**TASK OBJECTIVE**
Scan the material that follows. Copy every line containing the word "Tabla".
───── SUPPLIED ENTRIES
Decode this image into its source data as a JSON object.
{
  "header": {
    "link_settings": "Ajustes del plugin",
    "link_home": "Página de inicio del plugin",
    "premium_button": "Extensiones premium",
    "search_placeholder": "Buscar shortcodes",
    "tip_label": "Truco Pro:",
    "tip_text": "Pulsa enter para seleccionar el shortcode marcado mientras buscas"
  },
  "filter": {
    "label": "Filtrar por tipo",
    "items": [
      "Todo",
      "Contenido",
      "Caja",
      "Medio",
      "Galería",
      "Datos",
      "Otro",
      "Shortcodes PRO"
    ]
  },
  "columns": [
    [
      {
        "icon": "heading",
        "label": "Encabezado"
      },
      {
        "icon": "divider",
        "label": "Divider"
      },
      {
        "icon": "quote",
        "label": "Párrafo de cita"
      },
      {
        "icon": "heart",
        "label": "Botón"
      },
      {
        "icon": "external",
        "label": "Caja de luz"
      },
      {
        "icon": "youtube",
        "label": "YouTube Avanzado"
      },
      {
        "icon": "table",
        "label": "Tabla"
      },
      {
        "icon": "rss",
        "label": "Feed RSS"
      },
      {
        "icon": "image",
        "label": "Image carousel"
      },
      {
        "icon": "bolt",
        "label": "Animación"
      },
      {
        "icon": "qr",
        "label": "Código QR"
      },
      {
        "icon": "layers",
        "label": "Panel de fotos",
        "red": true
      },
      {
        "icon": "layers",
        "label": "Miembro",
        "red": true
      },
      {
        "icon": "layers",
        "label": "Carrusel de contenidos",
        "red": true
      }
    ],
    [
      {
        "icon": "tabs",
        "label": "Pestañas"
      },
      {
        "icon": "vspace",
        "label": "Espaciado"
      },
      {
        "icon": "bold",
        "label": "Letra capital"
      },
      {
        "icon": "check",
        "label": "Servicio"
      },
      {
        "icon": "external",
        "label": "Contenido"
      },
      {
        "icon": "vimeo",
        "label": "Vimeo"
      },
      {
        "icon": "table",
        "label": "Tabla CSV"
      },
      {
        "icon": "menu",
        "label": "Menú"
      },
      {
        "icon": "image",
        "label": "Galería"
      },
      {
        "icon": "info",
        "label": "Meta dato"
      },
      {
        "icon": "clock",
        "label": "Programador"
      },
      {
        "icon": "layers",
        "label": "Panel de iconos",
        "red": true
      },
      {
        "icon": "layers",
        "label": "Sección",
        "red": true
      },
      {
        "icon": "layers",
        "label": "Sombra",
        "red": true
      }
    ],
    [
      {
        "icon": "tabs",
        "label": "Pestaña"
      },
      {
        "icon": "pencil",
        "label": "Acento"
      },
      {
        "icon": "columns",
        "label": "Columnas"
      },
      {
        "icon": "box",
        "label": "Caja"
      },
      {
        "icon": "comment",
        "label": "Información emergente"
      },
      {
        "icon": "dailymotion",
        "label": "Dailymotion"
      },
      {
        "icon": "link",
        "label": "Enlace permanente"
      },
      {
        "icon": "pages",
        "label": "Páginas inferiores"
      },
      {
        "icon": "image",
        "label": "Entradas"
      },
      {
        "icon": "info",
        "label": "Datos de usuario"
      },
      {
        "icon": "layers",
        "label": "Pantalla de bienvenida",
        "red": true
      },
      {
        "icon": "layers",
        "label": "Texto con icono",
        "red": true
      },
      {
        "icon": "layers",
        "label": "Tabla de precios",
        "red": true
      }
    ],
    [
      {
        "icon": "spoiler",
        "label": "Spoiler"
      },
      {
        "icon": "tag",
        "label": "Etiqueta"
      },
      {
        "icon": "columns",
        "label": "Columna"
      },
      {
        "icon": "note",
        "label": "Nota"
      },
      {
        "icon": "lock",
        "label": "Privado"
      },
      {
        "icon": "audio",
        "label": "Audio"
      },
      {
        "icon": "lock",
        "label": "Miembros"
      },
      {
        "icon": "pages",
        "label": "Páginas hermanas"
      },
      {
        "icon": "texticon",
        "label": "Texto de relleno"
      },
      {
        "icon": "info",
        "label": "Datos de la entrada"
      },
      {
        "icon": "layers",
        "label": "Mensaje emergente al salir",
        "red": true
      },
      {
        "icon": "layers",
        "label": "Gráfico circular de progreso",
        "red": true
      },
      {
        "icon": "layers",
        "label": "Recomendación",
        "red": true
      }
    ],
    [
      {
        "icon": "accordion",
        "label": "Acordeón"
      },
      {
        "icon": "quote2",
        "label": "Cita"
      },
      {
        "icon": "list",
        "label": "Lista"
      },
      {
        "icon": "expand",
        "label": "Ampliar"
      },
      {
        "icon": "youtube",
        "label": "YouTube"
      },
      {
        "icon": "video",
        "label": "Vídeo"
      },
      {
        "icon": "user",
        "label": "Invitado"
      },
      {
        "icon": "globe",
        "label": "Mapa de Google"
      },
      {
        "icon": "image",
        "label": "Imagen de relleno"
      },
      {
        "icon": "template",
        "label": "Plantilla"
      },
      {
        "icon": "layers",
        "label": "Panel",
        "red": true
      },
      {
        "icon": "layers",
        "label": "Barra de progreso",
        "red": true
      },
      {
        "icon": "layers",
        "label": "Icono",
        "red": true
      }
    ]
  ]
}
──────────
**OUTPUT BELOW**
        "label": "Tabla"
        "label": "Tabla CSV"
        "label": "Tabla de precios",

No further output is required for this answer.